• _WHAT YOU WILL DO_
A. Answer these questions from the passage on rhinitis and traffic-related air pollution:
(i) What share of children in the United States does allergic rhinitis affect?
(ii) What has been accepted as one surrogate of TRAP exposure?
(iii) What is the source of the data used in the present study?
B. Write the next part of the passage on rhinitis and traffic-related air pollution, beginning after its final sentence.

• _EXERCISE PASSAGE_

· · ·

Rhinitis is a common pediatric disease with upper airway infection in which allergic rhinitis (AR) affecting 9.7% children in the United States (1). Some rhinitis symptoms are related to allergen exposures. Both epidemiologic and experimental studies have documented that exposure to traffic-related air pollutant (TRAP) increases the risk of allergen sensitization and allergic diseases (2–4), which suggested that allergens and TRAP may have synergistic effects on the development of rhinitis. TRAP refers to exposure to primary emissions from motor vehicles including carbon monoxide, nitrogen oxides (NOx) and particulate matter (PM). However, it is not feasible to measure all the components of TRAP, residential distance to the nearest freeway or main road has been accepted as one surrogate of TRAP using methods described previously (5). We previously reported that children living near major roads had increased risk of respiratory diseases, including wheeze (5), respiratory hospital admission, as well as significant deficits in lung function growth rate (6). These findings were also supported by biological evidence, which showed DEP enhances the allergen-specific IgE response in animal studies (7). In the present study, using data from Southern California Children’s Health Study (CHS), we assessed the individual and joint effects of air pollutants with allergen sensitization on development of rhinitis in children.

· · ·

Items listed in a dataset

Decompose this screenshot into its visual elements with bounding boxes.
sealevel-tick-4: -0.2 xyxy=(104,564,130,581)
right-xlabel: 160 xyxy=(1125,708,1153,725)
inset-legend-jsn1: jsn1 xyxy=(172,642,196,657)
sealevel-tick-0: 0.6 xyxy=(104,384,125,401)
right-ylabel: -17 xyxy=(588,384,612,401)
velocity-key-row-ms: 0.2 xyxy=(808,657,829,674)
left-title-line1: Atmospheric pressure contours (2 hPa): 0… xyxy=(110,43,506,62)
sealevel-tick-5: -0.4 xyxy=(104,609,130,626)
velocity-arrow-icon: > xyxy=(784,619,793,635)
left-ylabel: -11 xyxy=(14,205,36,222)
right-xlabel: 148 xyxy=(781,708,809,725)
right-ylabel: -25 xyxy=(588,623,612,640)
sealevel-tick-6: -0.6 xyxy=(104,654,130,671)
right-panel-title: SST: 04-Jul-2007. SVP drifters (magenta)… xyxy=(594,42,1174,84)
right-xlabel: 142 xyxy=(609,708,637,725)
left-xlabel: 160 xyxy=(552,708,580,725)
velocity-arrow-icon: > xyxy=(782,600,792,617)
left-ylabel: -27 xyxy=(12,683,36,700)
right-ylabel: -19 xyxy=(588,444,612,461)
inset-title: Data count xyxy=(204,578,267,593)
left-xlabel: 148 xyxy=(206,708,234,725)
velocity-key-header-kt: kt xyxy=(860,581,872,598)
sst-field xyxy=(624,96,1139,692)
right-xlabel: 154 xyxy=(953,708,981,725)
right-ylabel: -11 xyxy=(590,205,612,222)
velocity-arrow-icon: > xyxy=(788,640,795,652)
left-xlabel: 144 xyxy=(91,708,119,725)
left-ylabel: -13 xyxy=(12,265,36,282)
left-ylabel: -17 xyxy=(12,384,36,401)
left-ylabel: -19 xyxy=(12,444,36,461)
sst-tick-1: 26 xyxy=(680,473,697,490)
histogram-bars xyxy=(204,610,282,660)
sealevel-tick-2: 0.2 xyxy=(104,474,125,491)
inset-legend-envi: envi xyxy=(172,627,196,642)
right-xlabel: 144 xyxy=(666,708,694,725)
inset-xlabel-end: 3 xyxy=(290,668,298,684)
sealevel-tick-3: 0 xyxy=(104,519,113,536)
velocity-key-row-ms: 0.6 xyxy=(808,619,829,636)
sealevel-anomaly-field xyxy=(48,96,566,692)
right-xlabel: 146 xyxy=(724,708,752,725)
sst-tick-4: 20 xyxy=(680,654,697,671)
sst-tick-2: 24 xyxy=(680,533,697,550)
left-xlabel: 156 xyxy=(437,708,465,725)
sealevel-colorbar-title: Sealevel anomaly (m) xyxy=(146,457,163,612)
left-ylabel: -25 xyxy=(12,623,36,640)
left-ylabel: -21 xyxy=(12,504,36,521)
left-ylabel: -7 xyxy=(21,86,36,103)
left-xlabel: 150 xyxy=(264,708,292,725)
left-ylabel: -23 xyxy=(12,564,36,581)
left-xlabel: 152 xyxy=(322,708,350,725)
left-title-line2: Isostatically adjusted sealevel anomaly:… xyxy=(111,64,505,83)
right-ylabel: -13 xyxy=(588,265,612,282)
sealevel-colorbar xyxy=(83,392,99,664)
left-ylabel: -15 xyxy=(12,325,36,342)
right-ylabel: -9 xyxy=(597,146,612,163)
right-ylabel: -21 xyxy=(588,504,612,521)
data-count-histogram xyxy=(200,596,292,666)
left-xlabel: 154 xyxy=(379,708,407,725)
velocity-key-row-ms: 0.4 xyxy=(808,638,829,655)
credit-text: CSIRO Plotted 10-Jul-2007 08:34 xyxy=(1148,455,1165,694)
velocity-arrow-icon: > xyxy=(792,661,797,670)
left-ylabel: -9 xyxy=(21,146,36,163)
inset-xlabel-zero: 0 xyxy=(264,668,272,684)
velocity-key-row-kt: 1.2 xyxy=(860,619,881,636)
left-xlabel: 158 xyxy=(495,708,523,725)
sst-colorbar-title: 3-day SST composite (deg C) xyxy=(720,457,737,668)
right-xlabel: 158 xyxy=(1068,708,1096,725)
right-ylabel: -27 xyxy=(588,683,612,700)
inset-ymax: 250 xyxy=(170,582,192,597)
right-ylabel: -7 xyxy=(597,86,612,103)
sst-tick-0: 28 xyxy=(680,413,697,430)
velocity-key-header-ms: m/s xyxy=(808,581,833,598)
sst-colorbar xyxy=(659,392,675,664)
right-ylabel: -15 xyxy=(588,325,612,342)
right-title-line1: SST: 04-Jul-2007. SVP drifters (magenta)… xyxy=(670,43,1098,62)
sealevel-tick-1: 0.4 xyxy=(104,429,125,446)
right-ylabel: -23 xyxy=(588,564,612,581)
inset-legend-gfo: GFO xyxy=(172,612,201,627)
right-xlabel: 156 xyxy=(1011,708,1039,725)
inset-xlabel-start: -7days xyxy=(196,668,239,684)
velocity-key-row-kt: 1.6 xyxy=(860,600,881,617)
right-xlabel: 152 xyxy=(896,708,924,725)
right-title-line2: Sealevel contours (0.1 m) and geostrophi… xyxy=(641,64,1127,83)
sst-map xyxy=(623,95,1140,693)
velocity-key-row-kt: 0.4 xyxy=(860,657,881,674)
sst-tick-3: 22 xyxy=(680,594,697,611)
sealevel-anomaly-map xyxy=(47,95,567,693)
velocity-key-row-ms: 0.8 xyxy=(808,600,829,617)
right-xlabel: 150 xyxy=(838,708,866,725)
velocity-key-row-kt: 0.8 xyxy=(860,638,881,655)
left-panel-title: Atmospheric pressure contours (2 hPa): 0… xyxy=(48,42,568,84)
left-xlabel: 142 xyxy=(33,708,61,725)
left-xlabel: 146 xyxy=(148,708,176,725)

· · ·

• _RESPONSE LIST_
A.
(i) 9.7%
(ii) Residential distance to the nearest freeway or main road
(iii) The Southern California Children's Health Study (CHS)

B.
From 5,277 CHS participants enrolled during 2002–2003, 695 children with and without asthma were selected for a sub-study (5). With parents’ consent, 232 underwent skin prick test (SPT) for selected common allergens including pollens (olive, coast oak, ragweed, thistle, timothy, and bermuda) and indoor allergens (dust mite mix, cat, dog, mouse, cockroach, and aspergillus). Sensitization was defined by positive SPT to any of allergens mentioned above. Using validated ISAAC questionnaire (8), we excluded children who provided affirmative answer to “In the past 12 months, has your child had a problem with sneezing or a runny or blocked nose when he/she DID NOT have a cold or flu” at baseline. 67 children were kept and followed for up to 8 years for new onset rhinitis identified by affirmative answer to the same question in ISAAC questionnaire updated annually. Other information including demographic characteristics, personal and family history of asthma and other respiratory conditions were obtained from questionnaire completed at baseline.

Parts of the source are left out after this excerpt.